> Your instructions: Reproduce every entry in the listing without alteration.

> Listed records:

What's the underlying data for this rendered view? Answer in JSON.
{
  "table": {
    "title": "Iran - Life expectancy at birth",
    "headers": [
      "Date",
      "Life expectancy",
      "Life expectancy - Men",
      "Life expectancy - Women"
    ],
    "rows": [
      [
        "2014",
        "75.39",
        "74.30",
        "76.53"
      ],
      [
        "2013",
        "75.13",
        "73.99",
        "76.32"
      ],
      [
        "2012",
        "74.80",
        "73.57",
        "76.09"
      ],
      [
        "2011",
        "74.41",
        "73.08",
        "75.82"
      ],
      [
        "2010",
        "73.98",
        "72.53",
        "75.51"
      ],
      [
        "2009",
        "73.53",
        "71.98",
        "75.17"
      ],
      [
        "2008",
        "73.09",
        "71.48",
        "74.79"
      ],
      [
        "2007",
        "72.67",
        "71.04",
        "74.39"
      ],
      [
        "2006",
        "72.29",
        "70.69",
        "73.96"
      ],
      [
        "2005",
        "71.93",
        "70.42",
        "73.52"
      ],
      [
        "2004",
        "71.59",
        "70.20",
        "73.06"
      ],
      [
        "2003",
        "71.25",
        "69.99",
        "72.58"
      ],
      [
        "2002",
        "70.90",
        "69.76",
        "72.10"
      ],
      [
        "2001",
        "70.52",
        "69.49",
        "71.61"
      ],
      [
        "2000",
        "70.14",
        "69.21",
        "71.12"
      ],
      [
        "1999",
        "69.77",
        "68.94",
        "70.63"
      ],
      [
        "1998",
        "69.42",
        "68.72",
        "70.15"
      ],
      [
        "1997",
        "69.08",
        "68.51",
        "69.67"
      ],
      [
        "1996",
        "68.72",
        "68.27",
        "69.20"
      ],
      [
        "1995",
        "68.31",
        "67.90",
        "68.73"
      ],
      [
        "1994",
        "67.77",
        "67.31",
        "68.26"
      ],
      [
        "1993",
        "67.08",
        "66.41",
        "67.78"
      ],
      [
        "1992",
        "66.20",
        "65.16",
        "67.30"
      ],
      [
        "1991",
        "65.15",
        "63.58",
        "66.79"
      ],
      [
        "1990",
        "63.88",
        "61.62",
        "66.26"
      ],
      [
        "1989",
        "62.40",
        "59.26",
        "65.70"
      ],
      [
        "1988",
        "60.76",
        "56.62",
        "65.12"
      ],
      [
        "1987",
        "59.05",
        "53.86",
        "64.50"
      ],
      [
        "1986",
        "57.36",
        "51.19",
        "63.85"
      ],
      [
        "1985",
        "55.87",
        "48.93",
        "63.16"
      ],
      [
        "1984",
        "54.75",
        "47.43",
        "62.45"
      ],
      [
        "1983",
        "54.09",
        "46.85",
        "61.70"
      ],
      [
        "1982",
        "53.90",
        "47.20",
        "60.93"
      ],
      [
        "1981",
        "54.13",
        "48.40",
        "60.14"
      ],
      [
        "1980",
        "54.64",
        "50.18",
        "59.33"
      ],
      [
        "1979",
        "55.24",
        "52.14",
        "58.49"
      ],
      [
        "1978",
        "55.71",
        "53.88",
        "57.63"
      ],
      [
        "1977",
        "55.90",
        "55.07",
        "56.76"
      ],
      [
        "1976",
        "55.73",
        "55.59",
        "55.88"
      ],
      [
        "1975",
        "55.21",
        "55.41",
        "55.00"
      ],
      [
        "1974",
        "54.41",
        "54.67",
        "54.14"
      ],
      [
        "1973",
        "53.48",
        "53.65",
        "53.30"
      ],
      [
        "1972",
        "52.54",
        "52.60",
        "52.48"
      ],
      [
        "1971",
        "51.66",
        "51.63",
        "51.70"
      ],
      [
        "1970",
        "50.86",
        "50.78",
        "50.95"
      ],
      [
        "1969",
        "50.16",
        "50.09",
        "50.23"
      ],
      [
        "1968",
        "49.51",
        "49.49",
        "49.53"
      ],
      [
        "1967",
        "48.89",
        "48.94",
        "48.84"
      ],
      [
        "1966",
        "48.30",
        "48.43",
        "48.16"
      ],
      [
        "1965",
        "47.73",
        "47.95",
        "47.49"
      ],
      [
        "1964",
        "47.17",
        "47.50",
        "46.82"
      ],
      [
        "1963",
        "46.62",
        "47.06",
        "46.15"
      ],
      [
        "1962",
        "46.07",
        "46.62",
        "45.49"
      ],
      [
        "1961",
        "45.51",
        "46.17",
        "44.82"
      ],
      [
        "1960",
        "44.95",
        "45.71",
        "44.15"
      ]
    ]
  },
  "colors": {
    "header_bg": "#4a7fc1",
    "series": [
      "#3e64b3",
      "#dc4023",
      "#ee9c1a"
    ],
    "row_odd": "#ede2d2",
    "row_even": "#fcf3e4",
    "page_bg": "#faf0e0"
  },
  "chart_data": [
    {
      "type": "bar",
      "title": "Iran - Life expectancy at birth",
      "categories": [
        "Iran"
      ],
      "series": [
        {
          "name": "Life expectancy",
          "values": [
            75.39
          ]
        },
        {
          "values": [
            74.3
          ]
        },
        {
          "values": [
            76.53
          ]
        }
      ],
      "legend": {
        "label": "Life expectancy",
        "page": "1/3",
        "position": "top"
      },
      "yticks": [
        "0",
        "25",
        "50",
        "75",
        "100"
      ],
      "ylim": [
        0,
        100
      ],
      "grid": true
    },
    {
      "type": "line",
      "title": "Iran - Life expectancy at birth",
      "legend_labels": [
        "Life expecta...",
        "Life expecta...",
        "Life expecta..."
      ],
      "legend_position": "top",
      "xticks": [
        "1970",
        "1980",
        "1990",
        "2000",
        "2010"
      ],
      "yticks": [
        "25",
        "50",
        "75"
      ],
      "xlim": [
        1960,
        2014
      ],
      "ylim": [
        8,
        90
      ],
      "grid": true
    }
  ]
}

> Response to this exercise:
What's the underlying data for this rendered view? Answer in JSON.
{
  "table": {
    "title": "Iran - Life expectancy at birth",
    "headers": [
      "Date",
      "Life expectancy",
      "Life expectancy - Men",
      "Life expectancy - Women"
    ],
    "rows": [
      [
        "2014",
        "75.39",
        "74.30",
        "76.53"
      ],
      [
        "2013",
        "75.13",
        "73.99",
        "76.32"
      ],
      [
        "2012",
        "74.80",
        "73.57",
        "76.09"
      ],
      [
        "2011",
        "74.41",
        "73.08",
        "75.82"
      ],
      [
        "2010",
        "73.98",
        "72.53",
        "75.51"
      ],
      [
        "2009",
        "73.53",
        "71.98",
        "75.17"
      ],
      [
        "2008",
        "73.09",
        "71.48",
        "74.79"
      ],
      [
        "2007",
        "72.67",
        "71.04",
        "74.39"
      ],
      [
        "2006",
        "72.29",
        "70.69",
        "73.96"
      ],
      [
        "2005",
        "71.93",
        "70.42",
        "73.52"
      ],
      [
        "2004",
        "71.59",
        "70.20",
        "73.06"
      ],
      [
        "2003",
        "71.25",
        "69.99",
        "72.58"
      ],
      [
        "2002",
        "70.90",
        "69.76",
        "72.10"
      ],
      [
        "2001",
        "70.52",
        "69.49",
        "71.61"
      ],
      [
        "2000",
        "70.14",
        "69.21",
        "71.12"
      ],
      [
        "1999",
        "69.77",
        "68.94",
        "70.63"
      ],
      [
        "1998",
        "69.42",
        "68.72",
        "70.15"
      ],
      [
        "1997",
        "69.08",
        "68.51",
        "69.67"
      ],
      [
        "1996",
        "68.72",
        "68.27",
        "69.20"
      ],
      [
        "1995",
        "68.31",
        "67.90",
        "68.73"
      ],
      [
        "1994",
        "67.77",
        "67.31",
        "68.26"
      ],
      [
        "1993",
        "67.08",
        "66.41",
        "67.78"
      ],
      [
        "1992",
        "66.20",
        "65.16",
        "67.30"
      ],
      [
        "1991",
        "65.15",
        "63.58",
        "66.79"
      ],
      [
        "1990",
        "63.88",
        "61.62",
        "66.26"
      ],
      [
        "1989",
        "62.40",
        "59.26",
        "65.70"
      ],
      [
        "1988",
        "60.76",
        "56.62",
        "65.12"
      ],
      [
        "1987",
        "59.05",
        "53.86",
        "64.50"
      ],
      [
        "1986",
        "57.36",
        "51.19",
        "63.85"
      ],
      [
        "1985",
        "55.87",
        "48.93",
        "63.16"
      ],
      [
        "1984",
        "54.75",
        "47.43",
        "62.45"
      ],
      [
        "1983",
        "54.09",
        "46.85",
        "61.70"
      ],
      [
        "1982",
        "53.90",
        "47.20",
        "60.93"
      ],
      [
        "1981",
        "54.13",
        "48.40",
        "60.14"
      ],
      [
        "1980",
        "54.64",
        "50.18",
        "59.33"
      ],
      [
        "1979",
        "55.24",
        "52.14",
        "58.49"
      ],
      [
        "1978",
        "55.71",
        "53.88",
        "57.63"
      ],
      [
        "1977",
        "55.90",
        "55.07",
        "56.76"
      ],
      [
        "1976",
        "55.73",
        "55.59",
        "55.88"
      ],
      [
        "1975",
        "55.21",
        "55.41",
        "55.00"
      ],
      [
        "1974",
        "54.41",
        "54.67",
        "54.14"
      ],
      [
        "1973",
        "53.48",
        "53.65",
        "53.30"
      ],
      [
        "1972",
        "52.54",
        "52.60",
        "52.48"
      ],
      [
        "1971",
        "51.66",
        "51.63",
        "51.70"
      ],
      [
        "1970",
        "50.86",
        "50.78",
        "50.95"
      ],
      [
        "1969",
        "50.16",
        "50.09",
        "50.23"
      ],
      [
        "1968",
        "49.51",
        "49.49",
        "49.53"
      ],
      [
        "1967",
        "48.89",
        "48.94",
        "48.84"
      ],
      [
        "1966",
        "48.30",
        "48.43",
        "48.16"
      ],
      [
        "1965",
        "47.73",
        "47.95",
        "47.49"
      ],
      [
        "1964",
        "47.17",
        "47.50",
        "46.82"
      ],
      [
        "1963",
        "46.62",
        "47.06",
        "46.15"
      ],
      [
        "1962",
        "46.07",
        "46.62",
        "45.49"
      ],
      [
        "1961",
        "45.51",
        "46.17",
        "44.82"
      ],
      [
        "1960",
        "44.95",
        "45.71",
        "44.15"
      ]
    ]
  },
  "colors": {
    "header_bg": "#4a7fc1",
    "series": [
      "#3e64b3",
      "#dc4023",
      "#ee9c1a"
    ],
    "row_odd": "#ede2d2",
    "row_even": "#fcf3e4",
    "page_bg": "#faf0e0"
  },
  "chart_data": [
    {
      "type": "bar",
      "title": "Iran - Life expectancy at birth",
      "categories": [
        "Iran"
      ],
      "series": [
        {
          "name": "Life expectancy",
          "values": [
            75.39
          ]
        },
        {
          "values": [
            74.3
          ]
        },
        {
          "values": [
            76.53
          ]
        }
      ],
      "legend": {
        "label": "Life expectancy",
        "page": "1/3",
        "position": "top"
      },
      "yticks": [
        "0",
        "25",
        "50",
        "75",
        "100"
      ],
      "ylim": [
        0,
        100
      ],
      "grid": true
    },
    {
      "type": "line",
      "title": "Iran - Life expectancy at birth",
      "legend_labels": [
        "Life expecta...",
        "Life expecta...",
        "Life expecta..."
      ],
      "legend_position": "top",
      "xticks": [
        "1970",
        "1980",
        "1990",
        "2000",
        "2010"
      ],
      "yticks": [
        "25",
        "50",
        "75"
      ],
      "xlim": [
        1960,
        2014
      ],
      "ylim": [
        8,
        90
      ],
      "grid": true
    }
  ]
}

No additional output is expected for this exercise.